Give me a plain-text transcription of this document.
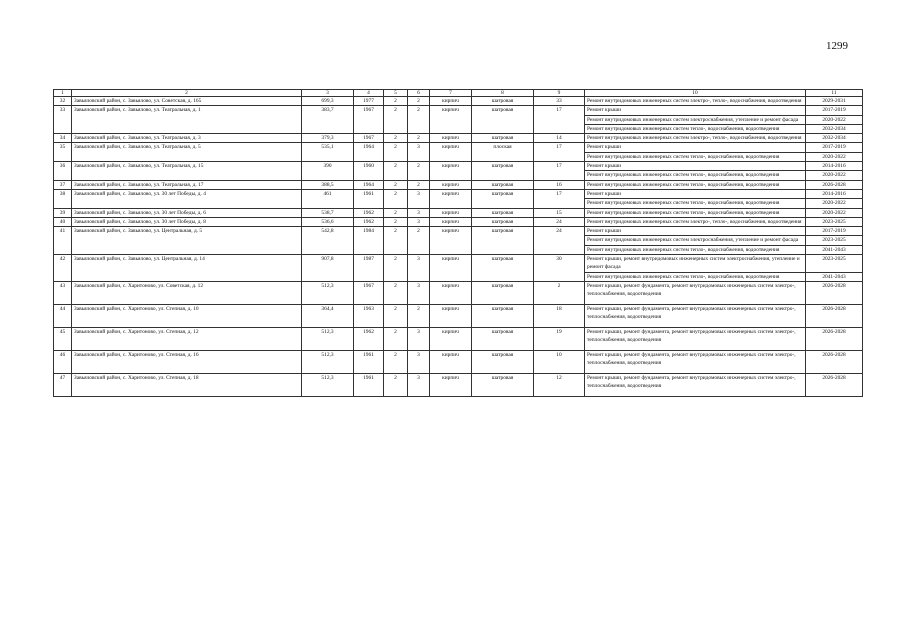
1299
1	2	3	4	5	6	7	8	9	10	11
32	Завьяловский район, с. Завьялово, ул. Советская, д. 165	699,3	1977	2	2	кирпич	шатровая	33	Ремонт внутридомовых инженерных систем электро-, тепло-, водоснабжения, водоотведения	2029-2031
33	Завьяловский район, с. Завьялово, ул. Театральная, д. 1	383,7	1967	2	2	кирпич	шатровая	17	Ремонт крыши	2017-2019
									Ремонт внутридомовых инженерных систем электроснабжения, утепление и ремонт фасада	2020-2022
									Ремонт внутридомовых инженерных систем тепло-, водоснабжения, водоотведения	2032-2034
34	Завьяловский район, с. Завьялово, ул. Театральная, д. 3	379,3	1967	2	2	кирпич	шатровая	14	Ремонт внутридомовых инженерных систем электро-, тепло-, водоснабжения, водоотведения	2032-2034
35	Завьяловский район, с. Завьялово, ул. Театральная, д. 5	535,1	1964	2	3	кирпич	плоская	17	Ремонт крыши	2017-2019
									Ремонт внутридомовых инженерных систем тепло-, водоснабжения, водоотведения	2020-2022
36	Завьяловский район, с. Завьялово, ул. Театральная, д. 15	390	1960	2	2	кирпич	шатровая	17	Ремонт крыши	2014-2016
									Ремонт внутридомовых инженерных систем тепло-, водоснабжения, водоотведения	2020-2022
37	Завьяловский район, с. Завьялово, ул. Театральная, д. 17	388,5	1964	2	2	кирпич	шатровая	16	Ремонт внутридомовых инженерных систем тепло-, водоснабжения, водоотведения	2026-2028
38	Завьяловский район, с. Завьялово, ул. 30 лет Победы, д. 4	461	1961	2	3	кирпич	шатровая	17	Ремонт крыши	2014-2016
									Ремонт внутридомовых инженерных систем тепло-, водоснабжения, водоотведения	2020-2022
39	Завьяловский район, с. Завьялово, ул. 30 лет Победы, д. 6	538,7	1962	2	3	кирпич	шатровая	15	Ремонт внутридомовых инженерных систем тепло-, водоснабжения, водоотведения	2020-2022
40	Завьяловский район, с. Завьялово, ул. 30 лет Победы, д. 8	536,6	1962	2	3	кирпич	шатровая	24	Ремонт внутридомовых инженерных систем электро-, тепло-, водоснабжения, водоотведения	2023-2025
41	Завьяловский район, с. Завьялово, ул. Центральная, д. 5	542,8	1984	2	2	кирпич	шатровая	24	Ремонт крыши	2017-2019
									Ремонт внутридомовых инженерных систем электроснабжения, утепление и ремонт фасада	2023-2025
									Ремонт внутридомовых инженерных систем тепло-, водоснабжения, водоотведения	2041-2043
42	Завьяловский район, с. Завьялово, ул. Центральная, д. 14	907,8	1987	2	3	кирпич	шатровая	30	Ремонт крыши, ремонт внутридомовых инженерных систем электроснабжения, утепление и ремонт фасада	2023-2025
									Ремонт внутридомовых инженерных систем тепло-, водоснабжения, водоотведения	2041-2043
43	Завьяловский район, с. Харитоново, ул. Советская, д. 12	512,3	1967	2	3	кирпич	шатровая	2	Ремонт крыши, ремонт фундамента, ремонт внутридомовых инженерных систем электро-, теплоснабжения, водоотведения	2026-2028
44	Завьяловский район, с. Харитоново, ул. Степная, д. 10	364,4	1963	2	2	кирпич	шатровая	18	Ремонт крыши, ремонт фундамента, ремонт внутридомовых инженерных систем электро-, теплоснабжения, водоотведения	2026-2028
45	Завьяловский район, с. Харитоново, ул. Степная, д. 12	512,3	1962	2	3	кирпич	шатровая	19	Ремонт крыши, ремонт фундамента, ремонт внутридомовых инженерных систем электро-, теплоснабжения, водоотведения	2026-2028
46	Завьяловский район, с. Харитоново, ул. Степная, д. 16	512,3	1961	2	3	кирпич	шатровая	10	Ремонт крыши, ремонт фундамента, ремонт внутридомовых инженерных систем электро-, теплоснабжения, водоотведения	2026-2028
47	Завьяловский район, с. Харитоново, ул. Степная, д. 18	512,3	1961	2	3	кирпич	шатровая	12	Ремонт крыши, ремонт фундамента, ремонт внутридомовых инженерных систем электро-, теплоснабжения, водоотведения	2026-2028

-*-*-

_Given problem_
Every line of the listing that holds "Центральная" should be found and copied.

_Exercise response_
41	Завьяловский район, с. Завьялово, ул. Центральная, д. 5	542,8	1984	2	2	кирпич	шатровая	24	Ремонт крыши	2017-2019
42	Завьяловский район, с. Завьялово, ул. Центральная, д. 14	907,8	1987	2	3	кирпич	шатровая	30	Ремонт крыши, ремонт внутридомовых инженерных систем электроснабжения, утепление и ремонт фасада	2023-2025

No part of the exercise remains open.